WHAT TO WORK ON — Give the data below again exactly as written, without its pictures.
+++ EXTRACTED ENTRIES
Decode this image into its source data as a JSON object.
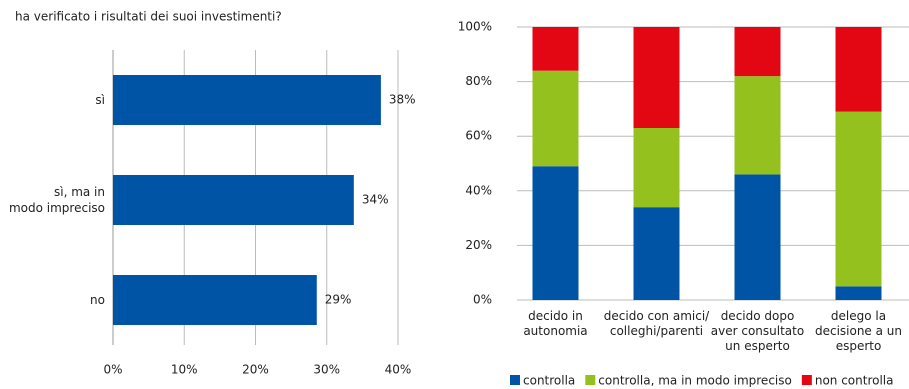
{
  "chart_data": [
    {
      "type": "hbar",
      "title": "ha verificato i risultati dei suoi investimenti?",
      "categories": [
        [
          "sì"
        ],
        [
          "sì, ma in",
          "modo impreciso"
        ],
        [
          "no"
        ]
      ],
      "values": [
        37.6,
        33.8,
        28.6
      ],
      "value_labels": [
        "38%",
        "34%",
        "29%"
      ],
      "color": "#0054a6",
      "xlim": [
        0,
        40
      ],
      "xticks": [
        {
          "value": 0,
          "label": "0%"
        },
        {
          "value": 10,
          "label": "10%"
        },
        {
          "value": 20,
          "label": "20%"
        },
        {
          "value": 30,
          "label": "30%"
        },
        {
          "value": 40,
          "label": "40%"
        }
      ],
      "grid": true
    },
    {
      "type": "stacked_bar",
      "categories": [
        [
          "decido in",
          "autonomia"
        ],
        [
          "decido con amici/",
          "colleghi/parenti"
        ],
        [
          "decido dopo",
          "aver consultato",
          "un esperto"
        ],
        [
          "delego la",
          "decisione a un",
          "esperto"
        ]
      ],
      "series": [
        {
          "name": "controlla",
          "color": "#0054a6",
          "values": [
            49,
            34,
            46,
            5
          ]
        },
        {
          "name": "controlla, ma in modo impreciso",
          "color": "#95c11f",
          "values": [
            35,
            29,
            36,
            64
          ]
        },
        {
          "name": "non controlla",
          "color": "#e30613",
          "values": [
            16,
            37,
            18,
            31
          ]
        }
      ],
      "ylim": [
        0,
        100
      ],
      "yticks": [
        {
          "value": 0,
          "label": "0%"
        },
        {
          "value": 20,
          "label": "20%"
        },
        {
          "value": 40,
          "label": "40%"
        },
        {
          "value": 60,
          "label": "60%"
        },
        {
          "value": 80,
          "label": "80%"
        },
        {
          "value": 100,
          "label": "100%"
        }
      ],
      "grid": true,
      "legend": "bottom"
    }
  ]
}
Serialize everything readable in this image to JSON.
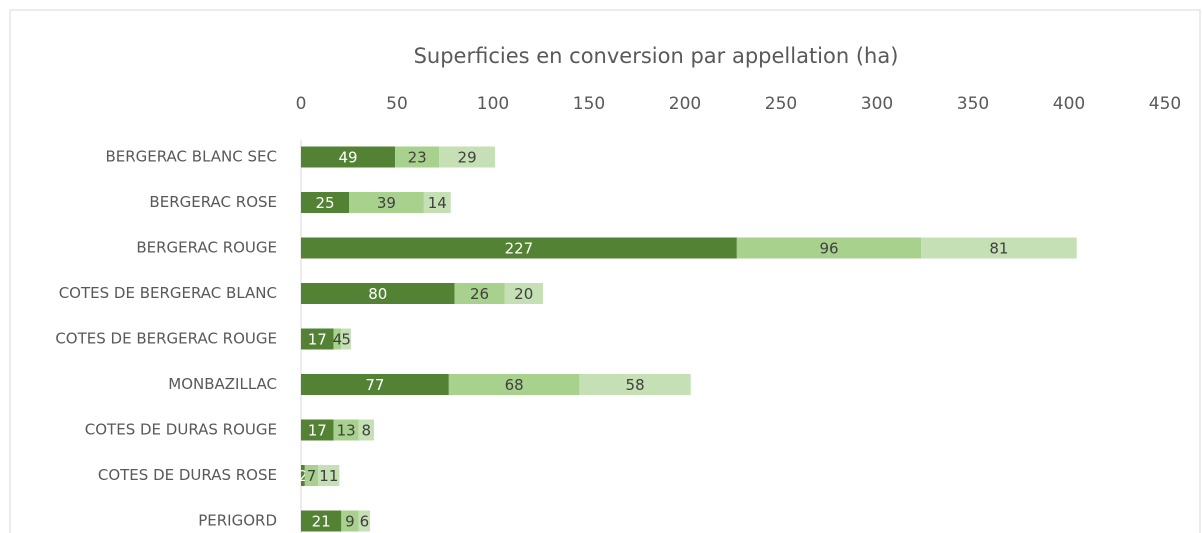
{
  "chart_data": {
    "type": "bar",
    "orientation": "horizontal",
    "stacked": true,
    "title": "Superficies en conversion par appellation (ha)",
    "categories": [
      "BERGERAC BLANC SEC",
      "BERGERAC ROSE",
      "BERGERAC ROUGE",
      "COTES DE BERGERAC BLANC",
      "COTES DE BERGERAC ROUGE",
      "MONBAZILLAC",
      "COTES DE DURAS ROUGE",
      "COTES DE DURAS ROSE",
      "PERIGORD"
    ],
    "series": [
      {
        "color": "#548235",
        "values": [
          49,
          25,
          227,
          80,
          17,
          77,
          17,
          2,
          21
        ]
      },
      {
        "color": "#a9d18e",
        "values": [
          23,
          39,
          96,
          26,
          4,
          68,
          13,
          7,
          9
        ]
      },
      {
        "color": "#c5e0b4",
        "values": [
          29,
          14,
          81,
          20,
          5,
          58,
          8,
          11,
          6
        ]
      }
    ],
    "xlim": [
      0,
      450
    ],
    "xticks": [
      0,
      50,
      100,
      150,
      200,
      250,
      300,
      350,
      400,
      450
    ]
  }
}
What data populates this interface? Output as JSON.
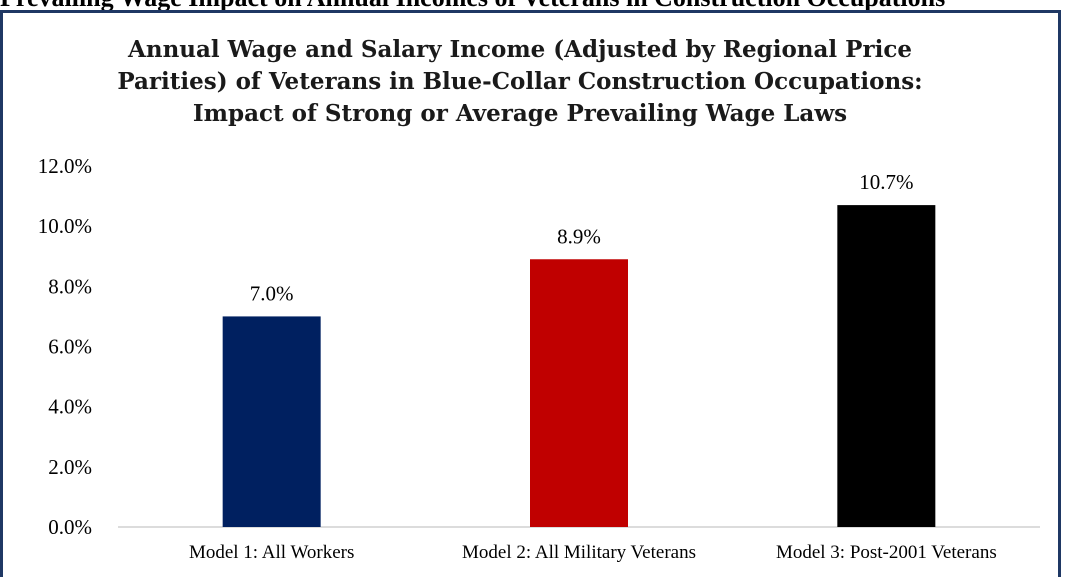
{
  "header": {
    "caption": "Prevailing Wage Impact on Annual Incomes of Veterans in Construction Occupations"
  },
  "chart_data": {
    "type": "bar",
    "title_lines": [
      "Annual Wage and Salary Income (Adjusted by Regional Price",
      "Parities) of Veterans in Blue-Collar Construction Occupations:",
      "Impact of Strong or Average Prevailing Wage Laws"
    ],
    "categories": [
      "Model 1: All Workers",
      "Model 2: All Military Veterans",
      "Model 3: Post-2001 Veterans"
    ],
    "values": [
      7.0,
      8.9,
      10.7
    ],
    "value_labels": [
      "7.0%",
      "8.9%",
      "10.7%"
    ],
    "colors": [
      "#002060",
      "#c00000",
      "#000000"
    ],
    "ylim": [
      0,
      12
    ],
    "yticks": [
      0,
      2,
      4,
      6,
      8,
      10,
      12
    ],
    "ytick_labels": [
      "0.0%",
      "2.0%",
      "4.0%",
      "6.0%",
      "8.0%",
      "10.0%",
      "12.0%"
    ],
    "xlabel": "",
    "ylabel": "",
    "grid": false,
    "legend": false
  }
}
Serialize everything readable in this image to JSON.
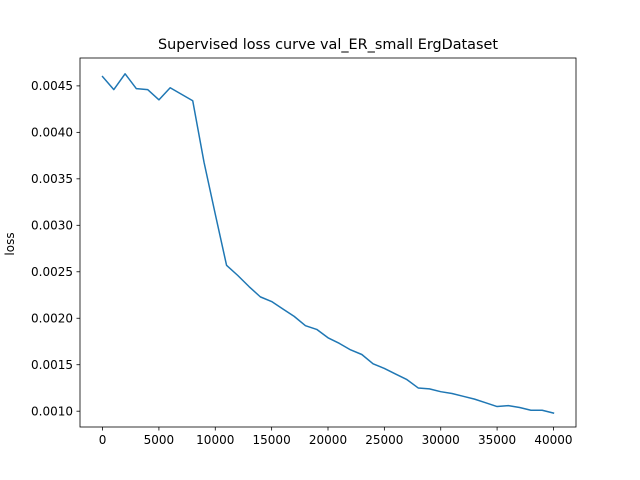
{
  "chart_data": {
    "type": "line",
    "title": "Supervised loss curve val_ER_small ErgDataset",
    "xlabel": "",
    "ylabel": "loss",
    "xlim": [
      -2000,
      42000
    ],
    "ylim": [
      0.00083,
      0.0048
    ],
    "x_ticks": [
      0,
      5000,
      10000,
      15000,
      20000,
      25000,
      30000,
      35000,
      40000
    ],
    "y_ticks": [
      0.001,
      0.0015,
      0.002,
      0.0025,
      0.003,
      0.0035,
      0.004,
      0.0045
    ],
    "x_tick_labels": [
      "0",
      "5000",
      "10000",
      "15000",
      "20000",
      "25000",
      "30000",
      "35000",
      "40000"
    ],
    "y_tick_labels": [
      "0.0010",
      "0.0015",
      "0.0020",
      "0.0025",
      "0.0030",
      "0.0035",
      "0.0040",
      "0.0045"
    ],
    "grid": false,
    "series": [
      {
        "color": "#1f77b4",
        "x": [
          0,
          1000,
          2000,
          3000,
          4000,
          5000,
          6000,
          7000,
          8000,
          9000,
          10000,
          11000,
          12000,
          13000,
          14000,
          15000,
          16000,
          17000,
          18000,
          19000,
          20000,
          21000,
          22000,
          23000,
          24000,
          25000,
          26000,
          27000,
          28000,
          29000,
          30000,
          31000,
          32000,
          33000,
          34000,
          35000,
          36000,
          37000,
          38000,
          39000,
          40000
        ],
        "y": [
          0.0046,
          0.00446,
          0.00463,
          0.00447,
          0.00446,
          0.00435,
          0.00448,
          0.00441,
          0.00434,
          0.00368,
          0.00312,
          0.00257,
          0.00246,
          0.00234,
          0.00223,
          0.00218,
          0.0021,
          0.00202,
          0.00192,
          0.00188,
          0.00179,
          0.00173,
          0.00166,
          0.00161,
          0.00151,
          0.00146,
          0.0014,
          0.00134,
          0.00125,
          0.00124,
          0.00121,
          0.00119,
          0.00116,
          0.00113,
          0.00109,
          0.00105,
          0.00106,
          0.00104,
          0.00101,
          0.00101,
          0.00098
        ]
      }
    ]
  }
}
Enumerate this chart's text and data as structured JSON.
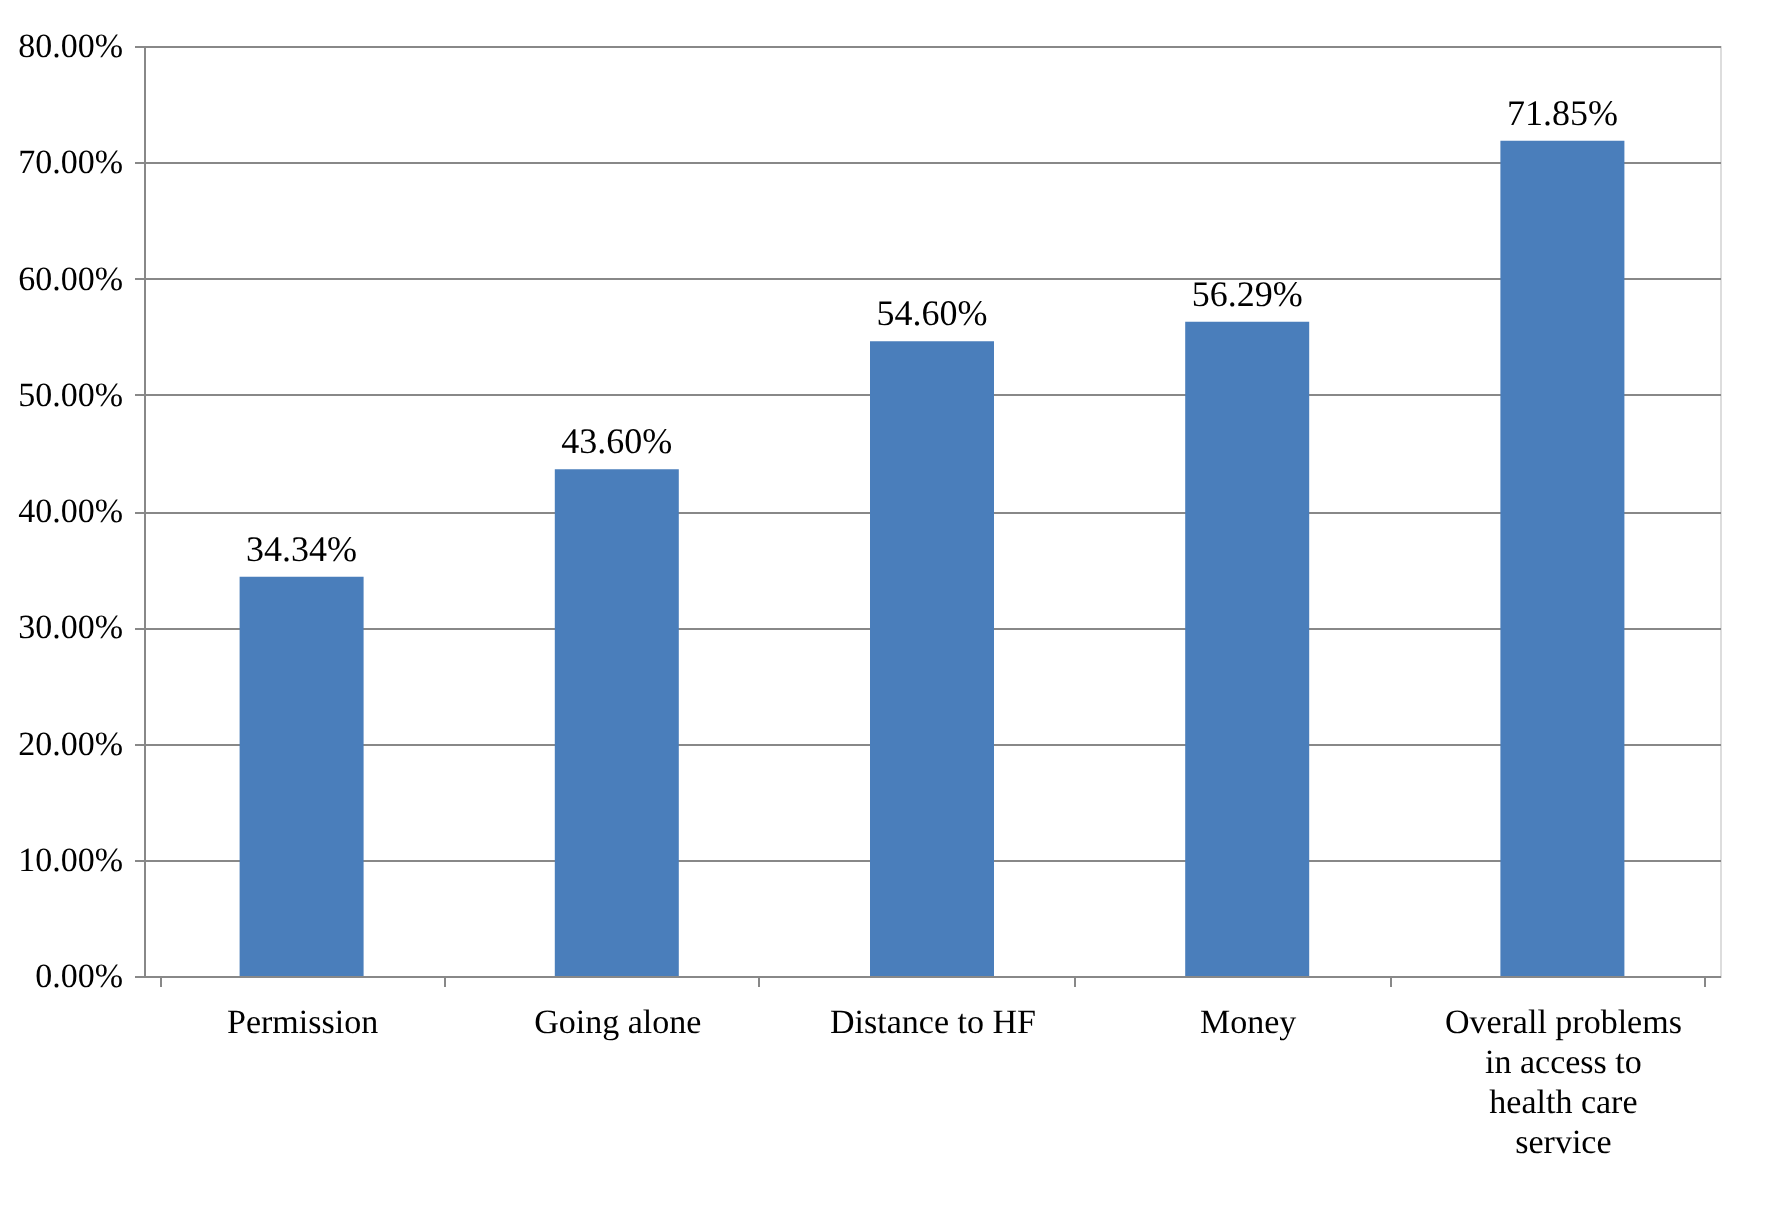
{
  "chart_data": {
    "type": "bar",
    "categories": [
      "Permission",
      "Going alone",
      "Distance to HF",
      "Money",
      "Overall problems in access to health care service"
    ],
    "values": [
      34.34,
      43.6,
      54.6,
      56.29,
      71.85
    ],
    "value_labels": [
      "34.34%",
      "43.60%",
      "54.60%",
      "56.29%",
      "71.85%"
    ],
    "color": "#4a7ebb",
    "ylim": [
      0,
      80
    ],
    "yticks": [
      {
        "value": 0,
        "label": "0.00%"
      },
      {
        "value": 10,
        "label": "10.00%"
      },
      {
        "value": 20,
        "label": "20.00%"
      },
      {
        "value": 30,
        "label": "30.00%"
      },
      {
        "value": 40,
        "label": "40.00%"
      },
      {
        "value": 50,
        "label": "50.00%"
      },
      {
        "value": 60,
        "label": "60.00%"
      },
      {
        "value": 70,
        "label": "70.00%"
      },
      {
        "value": 80,
        "label": "80.00%"
      }
    ],
    "grid": "y"
  }
}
++++++
OUTPUT OF THE TASK —
Decode this image into its source data as a JSON object.
{
  "chart_data": [
    {
      "type": "hbar",
      "title": "ha verificato i risultati dei suoi investimenti?",
      "categories": [
        [
          "sì"
        ],
        [
          "sì, ma in",
          "modo impreciso"
        ],
        [
          "no"
        ]
      ],
      "values": [
        37.6,
        33.8,
        28.6
      ],
      "value_labels": [
        "38%",
        "34%",
        "29%"
      ],
      "color": "#0054a6",
      "xlim": [
        0,
        40
      ],
      "xticks": [
        {
          "value": 0,
          "label": "0%"
        },
        {
          "value": 10,
          "label": "10%"
        },
        {
          "value": 20,
          "label": "20%"
        },
        {
          "value": 30,
          "label": "30%"
        },
        {
          "value": 40,
          "label": "40%"
        }
      ],
      "grid": true
    },
    {
      "type": "stacked_bar",
      "categories": [
        [
          "decido in",
          "autonomia"
        ],
        [
          "decido con amici/",
          "colleghi/parenti"
        ],
        [
          "decido dopo",
          "aver consultato",
          "un esperto"
        ],
        [
          "delego la",
          "decisione a un",
          "esperto"
        ]
      ],
      "series": [
        {
          "name": "controlla",
          "color": "#0054a6",
          "values": [
            49,
            34,
            46,
            5
          ]
        },
        {
          "name": "controlla, ma in modo impreciso",
          "color": "#95c11f",
          "values": [
            35,
            29,
            36,
            64
          ]
        },
        {
          "name": "non controlla",
          "color": "#e30613",
          "values": [
            16,
            37,
            18,
            31
          ]
        }
      ],
      "ylim": [
        0,
        100
      ],
      "yticks": [
        {
          "value": 0,
          "label": "0%"
        },
        {
          "value": 20,
          "label": "20%"
        },
        {
          "value": 40,
          "label": "40%"
        },
        {
          "value": 60,
          "label": "60%"
        },
        {
          "value": 80,
          "label": "80%"
        },
        {
          "value": 100,
          "label": "100%"
        }
      ],
      "grid": true,
      "legend": "bottom"
    }
  ]
}
Serialize everything readable in this image to JSON.
{
  "chart_data": {
    "type": "bar",
    "orientation": "horizontal",
    "stacked": true,
    "title": "Superficies en conversion par appellation (ha)",
    "categories": [
      "BERGERAC BLANC SEC",
      "BERGERAC ROSE",
      "BERGERAC ROUGE",
      "COTES DE BERGERAC BLANC",
      "COTES DE BERGERAC ROUGE",
      "MONBAZILLAC",
      "COTES DE DURAS ROUGE",
      "COTES DE DURAS ROSE",
      "PERIGORD"
    ],
    "series": [
      {
        "color": "#548235",
        "values": [
          49,
          25,
          227,
          80,
          17,
          77,
          17,
          2,
          21
        ]
      },
      {
        "color": "#a9d18e",
        "values": [
          23,
          39,
          96,
          26,
          4,
          68,
          13,
          7,
          9
        ]
      },
      {
        "color": "#c5e0b4",
        "values": [
          29,
          14,
          81,
          20,
          5,
          58,
          8,
          11,
          6
        ]
      }
    ],
    "xlim": [
      0,
      450
    ],
    "xticks": [
      0,
      50,
      100,
      150,
      200,
      250,
      300,
      350,
      400,
      450
    ]
  }
}
What data populates this interface? Output as JSON.
{
  "header": {
    "caption": "Prevailing Wage Impact on Annual Incomes of Veterans in Construction Occupations"
  },
  "chart_data": {
    "type": "bar",
    "title_lines": [
      "Annual Wage and Salary Income (Adjusted by Regional Price",
      "Parities) of Veterans in Blue-Collar Construction Occupations:",
      "Impact of Strong or Average Prevailing Wage Laws"
    ],
    "categories": [
      "Model 1: All Workers",
      "Model 2: All Military Veterans",
      "Model 3: Post-2001 Veterans"
    ],
    "values": [
      7.0,
      8.9,
      10.7
    ],
    "value_labels": [
      "7.0%",
      "8.9%",
      "10.7%"
    ],
    "colors": [
      "#002060",
      "#c00000",
      "#000000"
    ],
    "ylim": [
      0,
      12
    ],
    "yticks": [
      0,
      2,
      4,
      6,
      8,
      10,
      12
    ],
    "ytick_labels": [
      "0.0%",
      "2.0%",
      "4.0%",
      "6.0%",
      "8.0%",
      "10.0%",
      "12.0%"
    ],
    "xlabel": "",
    "ylabel": "",
    "grid": false,
    "legend": false
  }
}
Serialize everything readable in this image to JSON.
{
  "chart_data": {
    "type": "line",
    "title": "Supervised loss curve val_ER_small ErgDataset",
    "xlabel": "",
    "ylabel": "loss",
    "xlim": [
      -2000,
      42000
    ],
    "ylim": [
      0.00083,
      0.0048
    ],
    "x_ticks": [
      0,
      5000,
      10000,
      15000,
      20000,
      25000,
      30000,
      35000,
      40000
    ],
    "y_ticks": [
      0.001,
      0.0015,
      0.002,
      0.0025,
      0.003,
      0.0035,
      0.004,
      0.0045
    ],
    "x_tick_labels": [
      "0",
      "5000",
      "10000",
      "15000",
      "20000",
      "25000",
      "30000",
      "35000",
      "40000"
    ],
    "y_tick_labels": [
      "0.0010",
      "0.0015",
      "0.0020",
      "0.0025",
      "0.0030",
      "0.0035",
      "0.0040",
      "0.0045"
    ],
    "grid": false,
    "series": [
      {
        "color": "#1f77b4",
        "x": [
          0,
          1000,
          2000,
          3000,
          4000,
          5000,
          6000,
          7000,
          8000,
          9000,
          10000,
          11000,
          12000,
          13000,
          14000,
          15000,
          16000,
          17000,
          18000,
          19000,
          20000,
          21000,
          22000,
          23000,
          24000,
          25000,
          26000,
          27000,
          28000,
          29000,
          30000,
          31000,
          32000,
          33000,
          34000,
          35000,
          36000,
          37000,
          38000,
          39000,
          40000
        ],
        "y": [
          0.0046,
          0.00446,
          0.00463,
          0.00447,
          0.00446,
          0.00435,
          0.00448,
          0.00441,
          0.00434,
          0.00368,
          0.00312,
          0.00257,
          0.00246,
          0.00234,
          0.00223,
          0.00218,
          0.0021,
          0.00202,
          0.00192,
          0.00188,
          0.00179,
          0.00173,
          0.00166,
          0.00161,
          0.00151,
          0.00146,
          0.0014,
          0.00134,
          0.00125,
          0.00124,
          0.00121,
          0.00119,
          0.00116,
          0.00113,
          0.00109,
          0.00105,
          0.00106,
          0.00104,
          0.00101,
          0.00101,
          0.00098
        ]
      }
    ]
  }
}
Enumerate this chart's text and data as structured JSON.
{
  "chart_data": {
    "type": "bar",
    "categories": [
      "Permission",
      "Going alone",
      "Distance to HF",
      "Money",
      "Overall problems in access to health care service"
    ],
    "values": [
      34.34,
      43.6,
      54.6,
      56.29,
      71.85
    ],
    "value_labels": [
      "34.34%",
      "43.60%",
      "54.60%",
      "56.29%",
      "71.85%"
    ],
    "color": "#4a7ebb",
    "ylim": [
      0,
      80
    ],
    "yticks": [
      {
        "value": 0,
        "label": "0.00%"
      },
      {
        "value": 10,
        "label": "10.00%"
      },
      {
        "value": 20,
        "label": "20.00%"
      },
      {
        "value": 30,
        "label": "30.00%"
      },
      {
        "value": 40,
        "label": "40.00%"
      },
      {
        "value": 50,
        "label": "50.00%"
      },
      {
        "value": 60,
        "label": "60.00%"
      },
      {
        "value": 70,
        "label": "70.00%"
      },
      {
        "value": 80,
        "label": "80.00%"
      }
    ],
    "grid": "y"
  }
}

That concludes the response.